Stated goal: Hunt for the word "veces" across the entries below, copying each line that holds it.

Records for the task:

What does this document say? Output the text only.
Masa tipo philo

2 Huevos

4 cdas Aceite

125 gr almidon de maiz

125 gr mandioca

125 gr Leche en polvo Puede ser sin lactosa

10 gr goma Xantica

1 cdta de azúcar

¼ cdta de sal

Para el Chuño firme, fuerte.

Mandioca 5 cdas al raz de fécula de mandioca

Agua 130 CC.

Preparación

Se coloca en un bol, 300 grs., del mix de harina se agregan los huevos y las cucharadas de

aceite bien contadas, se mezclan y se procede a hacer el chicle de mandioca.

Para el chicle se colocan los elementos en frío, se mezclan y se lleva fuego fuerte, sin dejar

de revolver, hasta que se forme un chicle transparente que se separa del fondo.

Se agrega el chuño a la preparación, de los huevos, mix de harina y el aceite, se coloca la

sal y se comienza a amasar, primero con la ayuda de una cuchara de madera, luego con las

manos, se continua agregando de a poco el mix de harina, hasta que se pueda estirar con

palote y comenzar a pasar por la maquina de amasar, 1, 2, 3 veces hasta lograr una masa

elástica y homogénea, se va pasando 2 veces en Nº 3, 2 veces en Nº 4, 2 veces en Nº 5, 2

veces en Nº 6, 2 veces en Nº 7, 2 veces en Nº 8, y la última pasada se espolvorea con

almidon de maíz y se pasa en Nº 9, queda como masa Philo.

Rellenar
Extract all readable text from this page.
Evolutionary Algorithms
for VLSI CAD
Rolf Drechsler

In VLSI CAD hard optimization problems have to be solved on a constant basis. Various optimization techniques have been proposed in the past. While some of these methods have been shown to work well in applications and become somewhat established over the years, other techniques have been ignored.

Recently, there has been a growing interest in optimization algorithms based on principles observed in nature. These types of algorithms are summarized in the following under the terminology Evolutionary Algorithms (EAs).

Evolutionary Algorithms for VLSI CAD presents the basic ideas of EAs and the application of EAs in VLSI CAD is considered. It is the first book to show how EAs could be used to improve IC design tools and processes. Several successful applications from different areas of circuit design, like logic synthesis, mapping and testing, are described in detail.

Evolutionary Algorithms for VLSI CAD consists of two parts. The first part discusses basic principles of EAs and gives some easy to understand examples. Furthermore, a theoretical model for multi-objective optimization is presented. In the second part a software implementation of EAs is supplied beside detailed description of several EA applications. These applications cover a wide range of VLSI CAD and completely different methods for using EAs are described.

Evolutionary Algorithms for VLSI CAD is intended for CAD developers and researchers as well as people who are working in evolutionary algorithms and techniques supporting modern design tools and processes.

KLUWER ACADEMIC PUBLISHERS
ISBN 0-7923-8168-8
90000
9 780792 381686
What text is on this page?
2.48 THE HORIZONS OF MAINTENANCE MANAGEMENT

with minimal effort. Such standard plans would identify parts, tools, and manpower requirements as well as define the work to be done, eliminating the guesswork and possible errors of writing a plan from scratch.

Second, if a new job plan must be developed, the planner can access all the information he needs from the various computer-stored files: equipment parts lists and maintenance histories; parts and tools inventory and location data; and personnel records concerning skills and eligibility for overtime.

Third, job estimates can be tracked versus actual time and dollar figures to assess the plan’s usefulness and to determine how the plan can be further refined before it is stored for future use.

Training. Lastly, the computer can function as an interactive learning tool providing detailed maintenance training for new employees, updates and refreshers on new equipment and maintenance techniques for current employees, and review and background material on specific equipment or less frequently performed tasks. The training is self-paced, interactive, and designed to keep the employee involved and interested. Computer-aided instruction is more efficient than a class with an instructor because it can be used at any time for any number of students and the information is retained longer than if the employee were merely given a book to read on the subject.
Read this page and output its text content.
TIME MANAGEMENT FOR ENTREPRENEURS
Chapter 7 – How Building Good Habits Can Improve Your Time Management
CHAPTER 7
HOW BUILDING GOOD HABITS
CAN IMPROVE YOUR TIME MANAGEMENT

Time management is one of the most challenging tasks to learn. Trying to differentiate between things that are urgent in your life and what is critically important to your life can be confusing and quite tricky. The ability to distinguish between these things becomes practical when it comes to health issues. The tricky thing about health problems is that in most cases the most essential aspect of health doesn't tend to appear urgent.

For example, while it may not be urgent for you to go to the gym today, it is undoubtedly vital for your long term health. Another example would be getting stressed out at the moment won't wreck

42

Exercise solution:
palote y comenzar a pasar por la maquina de amasar, 1, 2, 3 veces hasta lograr una masa
elástica y homogénea, se va pasando 2 veces en Nº 3, 2 veces en Nº 4, 2 veces en Nº 5, 2
veces en Nº 6, 2 veces en Nº 7, 2 veces en Nº 8, y la última pasada se espolvorea con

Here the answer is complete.